** START RECORDS PROVIDED **

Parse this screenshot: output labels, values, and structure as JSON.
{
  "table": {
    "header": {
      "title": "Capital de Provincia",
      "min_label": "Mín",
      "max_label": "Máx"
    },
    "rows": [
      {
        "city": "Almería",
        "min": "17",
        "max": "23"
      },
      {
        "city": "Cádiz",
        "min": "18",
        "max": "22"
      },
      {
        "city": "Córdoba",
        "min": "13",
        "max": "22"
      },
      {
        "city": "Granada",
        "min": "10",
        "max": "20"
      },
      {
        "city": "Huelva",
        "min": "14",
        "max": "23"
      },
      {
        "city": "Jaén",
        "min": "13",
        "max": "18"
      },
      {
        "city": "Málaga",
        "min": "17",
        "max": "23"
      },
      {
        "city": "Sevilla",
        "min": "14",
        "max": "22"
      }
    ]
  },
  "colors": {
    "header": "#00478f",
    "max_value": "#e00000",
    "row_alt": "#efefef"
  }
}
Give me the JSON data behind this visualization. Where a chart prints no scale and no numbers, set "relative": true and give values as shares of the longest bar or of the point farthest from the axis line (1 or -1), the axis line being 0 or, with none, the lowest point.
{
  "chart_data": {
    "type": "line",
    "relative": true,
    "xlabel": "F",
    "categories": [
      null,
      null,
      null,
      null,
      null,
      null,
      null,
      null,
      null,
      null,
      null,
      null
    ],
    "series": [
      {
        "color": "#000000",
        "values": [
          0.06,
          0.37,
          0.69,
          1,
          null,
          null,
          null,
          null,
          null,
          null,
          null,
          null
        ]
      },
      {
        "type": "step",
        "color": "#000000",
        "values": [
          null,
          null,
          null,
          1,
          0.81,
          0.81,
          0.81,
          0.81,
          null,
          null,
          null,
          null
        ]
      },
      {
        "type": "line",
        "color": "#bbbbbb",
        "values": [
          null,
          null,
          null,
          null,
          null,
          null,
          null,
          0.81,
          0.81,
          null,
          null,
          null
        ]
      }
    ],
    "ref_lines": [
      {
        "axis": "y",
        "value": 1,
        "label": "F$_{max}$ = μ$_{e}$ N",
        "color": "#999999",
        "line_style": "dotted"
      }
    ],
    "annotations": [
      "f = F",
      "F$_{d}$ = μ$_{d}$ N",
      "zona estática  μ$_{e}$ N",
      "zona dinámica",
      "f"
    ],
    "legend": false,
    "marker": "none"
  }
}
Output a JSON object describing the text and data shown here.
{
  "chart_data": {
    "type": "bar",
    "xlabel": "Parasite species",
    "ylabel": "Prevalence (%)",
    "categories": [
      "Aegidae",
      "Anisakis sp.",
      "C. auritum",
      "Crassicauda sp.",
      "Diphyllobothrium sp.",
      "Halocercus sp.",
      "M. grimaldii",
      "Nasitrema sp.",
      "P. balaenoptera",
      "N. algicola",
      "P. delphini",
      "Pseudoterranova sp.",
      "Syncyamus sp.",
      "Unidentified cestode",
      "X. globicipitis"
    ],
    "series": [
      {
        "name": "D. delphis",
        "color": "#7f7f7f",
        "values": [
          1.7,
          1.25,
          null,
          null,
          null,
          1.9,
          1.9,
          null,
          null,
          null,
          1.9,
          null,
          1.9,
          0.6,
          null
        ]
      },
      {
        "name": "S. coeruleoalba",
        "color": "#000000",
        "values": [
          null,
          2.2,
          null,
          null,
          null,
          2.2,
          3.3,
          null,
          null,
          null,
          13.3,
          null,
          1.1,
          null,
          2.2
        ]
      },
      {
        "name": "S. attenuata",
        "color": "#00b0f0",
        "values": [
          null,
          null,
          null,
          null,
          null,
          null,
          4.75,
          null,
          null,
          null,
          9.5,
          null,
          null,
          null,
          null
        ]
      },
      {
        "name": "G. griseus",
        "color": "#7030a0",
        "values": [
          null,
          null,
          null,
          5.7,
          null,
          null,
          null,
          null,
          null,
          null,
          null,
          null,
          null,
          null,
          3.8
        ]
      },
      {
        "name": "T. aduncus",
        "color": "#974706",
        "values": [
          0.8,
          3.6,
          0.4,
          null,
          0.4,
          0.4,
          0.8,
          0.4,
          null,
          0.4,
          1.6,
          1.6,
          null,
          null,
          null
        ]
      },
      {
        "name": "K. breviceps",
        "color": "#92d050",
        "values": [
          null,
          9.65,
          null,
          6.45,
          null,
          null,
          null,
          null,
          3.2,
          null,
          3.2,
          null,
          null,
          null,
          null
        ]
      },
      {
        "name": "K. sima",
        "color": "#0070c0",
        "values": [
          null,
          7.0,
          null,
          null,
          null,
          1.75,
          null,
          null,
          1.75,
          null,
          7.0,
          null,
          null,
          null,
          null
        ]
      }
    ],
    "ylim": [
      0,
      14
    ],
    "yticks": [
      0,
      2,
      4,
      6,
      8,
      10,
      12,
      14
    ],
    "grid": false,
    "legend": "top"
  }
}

** END RECORDS PROVIDED **

## [THE REQUEST]
Output every record above exactly as it appears.

## [COMPLETE ANSWER]
Parse this screenshot: output labels, values, and structure as JSON.
{
  "table": {
    "header": {
      "title": "Capital de Provincia",
      "min_label": "Mín",
      "max_label": "Máx"
    },
    "rows": [
      {
        "city": "Almería",
        "min": "17",
        "max": "23"
      },
      {
        "city": "Cádiz",
        "min": "18",
        "max": "22"
      },
      {
        "city": "Córdoba",
        "min": "13",
        "max": "22"
      },
      {
        "city": "Granada",
        "min": "10",
        "max": "20"
      },
      {
        "city": "Huelva",
        "min": "14",
        "max": "23"
      },
      {
        "city": "Jaén",
        "min": "13",
        "max": "18"
      },
      {
        "city": "Málaga",
        "min": "17",
        "max": "23"
      },
      {
        "city": "Sevilla",
        "min": "14",
        "max": "22"
      }
    ]
  },
  "colors": {
    "header": "#00478f",
    "max_value": "#e00000",
    "row_alt": "#efefef"
  }
}
Give me the JSON data behind this visualization. Where a chart prints no scale and no numbers, set "relative": true and give values as shares of the longest bar or of the point farthest from the axis line (1 or -1), the axis line being 0 or, with none, the lowest point.
{
  "chart_data": {
    "type": "line",
    "relative": true,
    "xlabel": "F",
    "categories": [
      null,
      null,
      null,
      null,
      null,
      null,
      null,
      null,
      null,
      null,
      null,
      null
    ],
    "series": [
      {
        "color": "#000000",
        "values": [
          0.06,
          0.37,
          0.69,
          1,
          null,
          null,
          null,
          null,
          null,
          null,
          null,
          null
        ]
      },
      {
        "type": "step",
        "color": "#000000",
        "values": [
          null,
          null,
          null,
          1,
          0.81,
          0.81,
          0.81,
          0.81,
          null,
          null,
          null,
          null
        ]
      },
      {
        "type": "line",
        "color": "#bbbbbb",
        "values": [
          null,
          null,
          null,
          null,
          null,
          null,
          null,
          0.81,
          0.81,
          null,
          null,
          null
        ]
      }
    ],
    "ref_lines": [
      {
        "axis": "y",
        "value": 1,
        "label": "F$_{max}$ = μ$_{e}$ N",
        "color": "#999999",
        "line_style": "dotted"
      }
    ],
    "annotations": [
      "f = F",
      "F$_{d}$ = μ$_{d}$ N",
      "zona estática  μ$_{e}$ N",
      "zona dinámica",
      "f"
    ],
    "legend": false,
    "marker": "none"
  }
}
Output a JSON object describing the text and data shown here.
{
  "chart_data": {
    "type": "bar",
    "xlabel": "Parasite species",
    "ylabel": "Prevalence (%)",
    "categories": [
      "Aegidae",
      "Anisakis sp.",
      "C. auritum",
      "Crassicauda sp.",
      "Diphyllobothrium sp.",
      "Halocercus sp.",
      "M. grimaldii",
      "Nasitrema sp.",
      "P. balaenoptera",
      "N. algicola",
      "P. delphini",
      "Pseudoterranova sp.",
      "Syncyamus sp.",
      "Unidentified cestode",
      "X. globicipitis"
    ],
    "series": [
      {
        "name": "D. delphis",
        "color": "#7f7f7f",
        "values": [
          1.7,
          1.25,
          null,
          null,
          null,
          1.9,
          1.9,
          null,
          null,
          null,
          1.9,
          null,
          1.9,
          0.6,
          null
        ]
      },
      {
        "name": "S. coeruleoalba",
        "color": "#000000",
        "values": [
          null,
          2.2,
          null,
          null,
          null,
          2.2,
          3.3,
          null,
          null,
          null,
          13.3,
          null,
          1.1,
          null,
          2.2
        ]
      },
      {
        "name": "S. attenuata",
        "color": "#00b0f0",
        "values": [
          null,
          null,
          null,
          null,
          null,
          null,
          4.75,
          null,
          null,
          null,
          9.5,
          null,
          null,
          null,
          null
        ]
      },
      {
        "name": "G. griseus",
        "color": "#7030a0",
        "values": [
          null,
          null,
          null,
          5.7,
          null,
          null,
          null,
          null,
          null,
          null,
          null,
          null,
          null,
          null,
          3.8
        ]
      },
      {
        "name": "T. aduncus",
        "color": "#974706",
        "values": [
          0.8,
          3.6,
          0.4,
          null,
          0.4,
          0.4,
          0.8,
          0.4,
          null,
          0.4,
          1.6,
          1.6,
          null,
          null,
          null
        ]
      },
      {
        "name": "K. breviceps",
        "color": "#92d050",
        "values": [
          null,
          9.65,
          null,
          6.45,
          null,
          null,
          null,
          null,
          3.2,
          null,
          3.2,
          null,
          null,
          null,
          null
        ]
      },
      {
        "name": "K. sima",
        "color": "#0070c0",
        "values": [
          null,
          7.0,
          null,
          null,
          null,
          1.75,
          null,
          null,
          1.75,
          null,
          7.0,
          null,
          null,
          null,
          null
        ]
      }
    ],
    "ylim": [
      0,
      14
    ],
    "yticks": [
      0,
      2,
      4,
      6,
      8,
      10,
      12,
      14
    ],
    "grid": false,
    "legend": "top"
  }
}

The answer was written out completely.